* BEGIN Given information *
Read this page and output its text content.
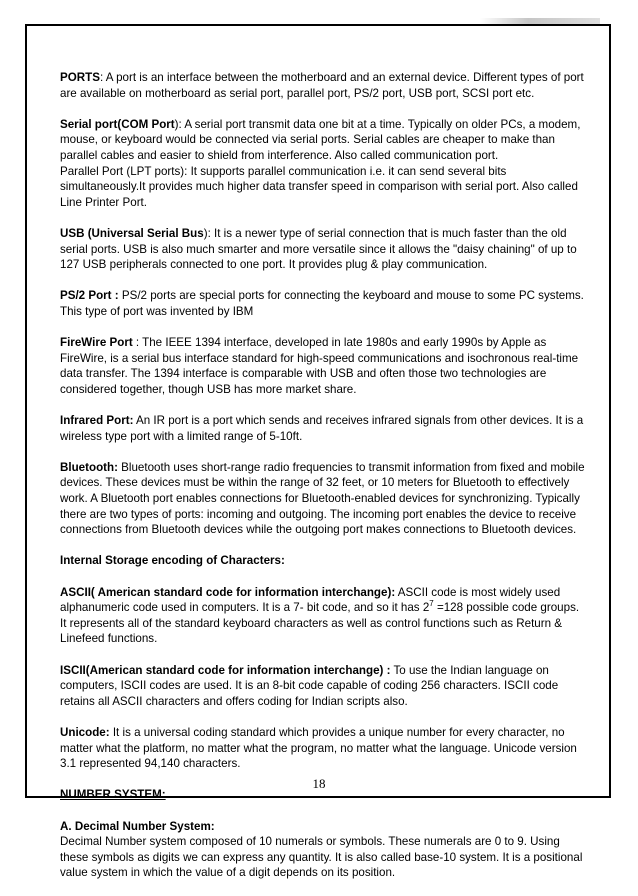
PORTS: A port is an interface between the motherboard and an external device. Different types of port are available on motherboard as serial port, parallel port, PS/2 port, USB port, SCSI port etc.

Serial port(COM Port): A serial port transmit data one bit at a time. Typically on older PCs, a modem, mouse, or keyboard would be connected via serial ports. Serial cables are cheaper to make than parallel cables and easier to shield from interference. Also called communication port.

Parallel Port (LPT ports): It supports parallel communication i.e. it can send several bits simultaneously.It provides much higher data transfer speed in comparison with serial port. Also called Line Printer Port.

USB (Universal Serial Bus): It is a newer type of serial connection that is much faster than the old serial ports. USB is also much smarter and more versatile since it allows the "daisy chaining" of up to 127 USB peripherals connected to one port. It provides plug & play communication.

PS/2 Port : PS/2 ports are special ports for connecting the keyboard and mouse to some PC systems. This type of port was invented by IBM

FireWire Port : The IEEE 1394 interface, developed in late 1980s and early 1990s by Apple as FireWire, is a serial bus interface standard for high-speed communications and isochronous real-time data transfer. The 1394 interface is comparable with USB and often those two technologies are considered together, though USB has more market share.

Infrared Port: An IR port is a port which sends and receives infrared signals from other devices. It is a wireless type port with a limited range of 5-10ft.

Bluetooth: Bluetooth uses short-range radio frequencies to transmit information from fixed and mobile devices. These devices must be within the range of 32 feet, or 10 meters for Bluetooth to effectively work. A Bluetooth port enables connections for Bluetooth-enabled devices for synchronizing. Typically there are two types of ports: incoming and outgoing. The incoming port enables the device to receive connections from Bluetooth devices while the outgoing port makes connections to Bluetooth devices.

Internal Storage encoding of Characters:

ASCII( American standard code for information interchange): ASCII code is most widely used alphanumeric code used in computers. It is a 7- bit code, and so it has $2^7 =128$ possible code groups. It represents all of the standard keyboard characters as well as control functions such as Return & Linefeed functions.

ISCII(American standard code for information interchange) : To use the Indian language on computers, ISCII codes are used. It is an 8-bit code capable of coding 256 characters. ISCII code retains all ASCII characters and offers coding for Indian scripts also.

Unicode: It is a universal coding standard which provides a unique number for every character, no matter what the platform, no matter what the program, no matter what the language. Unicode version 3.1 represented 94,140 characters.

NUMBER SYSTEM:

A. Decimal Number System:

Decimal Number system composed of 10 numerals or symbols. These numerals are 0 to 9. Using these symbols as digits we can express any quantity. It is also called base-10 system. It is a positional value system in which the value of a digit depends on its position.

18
* END Given information *
Written exercise: Track down every line with the word "These" and copy it.

Result of this exercise:
Bluetooth: Bluetooth uses short-range radio frequencies to transmit information from fixed and mobile devices. These devices must be within the range of 32 feet, or 10 meters for Bluetooth to effectively work. A Bluetooth port enables connections for Bluetooth-enabled devices for synchronizing. Typically there are two types of ports: incoming and outgoing. The incoming port enables the device to receive connections from Bluetooth devices while the outgoing port makes connections to Bluetooth devices.
Decimal Number system composed of 10 numerals or symbols. These numerals are 0 to 9. Using these symbols as digits we can express any quantity. It is also called base-10 system. It is a positional value system in which the value of a digit depends on its position.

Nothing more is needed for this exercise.